Source records =
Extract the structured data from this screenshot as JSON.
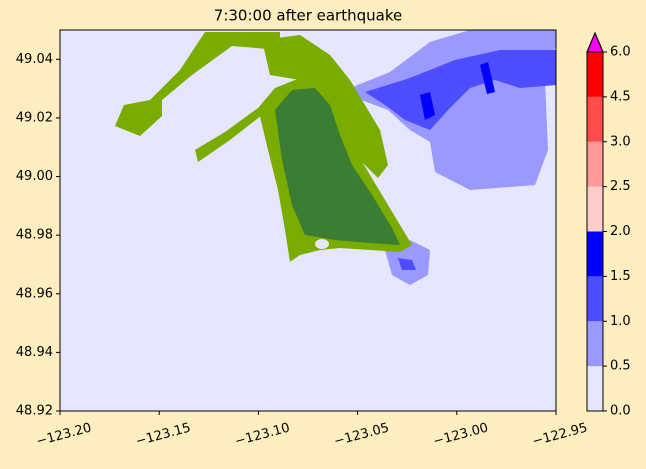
{
  "chart_data": {
    "type": "map",
    "title": "7:30:00 after earthquake",
    "xlim": [
      -123.2,
      -122.95
    ],
    "xticks": [
      {
        "value": -123.2,
        "label": "−123.20"
      },
      {
        "value": -123.15,
        "label": "−123.15"
      },
      {
        "value": -123.1,
        "label": "−123.10"
      },
      {
        "value": -123.05,
        "label": "−123.05"
      },
      {
        "value": -123.0,
        "label": "−123.00"
      },
      {
        "value": -122.95,
        "label": "−122.95"
      }
    ],
    "ylim": [
      48.92,
      49.05
    ],
    "yticks": [
      48.92,
      48.94,
      48.96,
      48.98,
      {
        "value": 49.0,
        "label": "49.00"
      },
      49.02,
      49.04
    ],
    "colorbar": {
      "levels": [
        {
          "value": 0,
          "label": "0.0"
        },
        0.5,
        {
          "value": 1,
          "label": "1.0"
        },
        1.5,
        {
          "value": 2,
          "label": "2.0"
        },
        2.5,
        {
          "value": 3,
          "label": "3.0"
        },
        4.5,
        {
          "value": 6,
          "label": "6.0"
        }
      ],
      "colors": [
        "#e6e6ff",
        "#9999ff",
        "#4d4dff",
        "#0000ff",
        "#ffcccc",
        "#ff9999",
        "#ff4d4d",
        "#ff0000"
      ],
      "extend_color": "#ff00ff"
    }
  }
}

What needs to be done = Quote the entries above word for word. Leave the images out.

Reply to the task =
Extract the structured data from this screenshot as JSON.
{
  "chart_data": {
    "type": "map",
    "title": "7:30:00 after earthquake",
    "xlim": [
      -123.2,
      -122.95
    ],
    "xticks": [
      {
        "value": -123.2,
        "label": "−123.20"
      },
      {
        "value": -123.15,
        "label": "−123.15"
      },
      {
        "value": -123.1,
        "label": "−123.10"
      },
      {
        "value": -123.05,
        "label": "−123.05"
      },
      {
        "value": -123.0,
        "label": "−123.00"
      },
      {
        "value": -122.95,
        "label": "−122.95"
      }
    ],
    "ylim": [
      48.92,
      49.05
    ],
    "yticks": [
      48.92,
      48.94,
      48.96,
      48.98,
      {
        "value": 49.0,
        "label": "49.00"
      },
      49.02,
      49.04
    ],
    "colorbar": {
      "levels": [
        {
          "value": 0,
          "label": "0.0"
        },
        0.5,
        {
          "value": 1,
          "label": "1.0"
        },
        1.5,
        {
          "value": 2,
          "label": "2.0"
        },
        2.5,
        {
          "value": 3,
          "label": "3.0"
        },
        4.5,
        {
          "value": 6,
          "label": "6.0"
        }
      ],
      "colors": [
        "#e6e6ff",
        "#9999ff",
        "#4d4dff",
        "#0000ff",
        "#ffcccc",
        "#ff9999",
        "#ff4d4d",
        "#ff0000"
      ],
      "extend_color": "#ff00ff"
    }
  }
}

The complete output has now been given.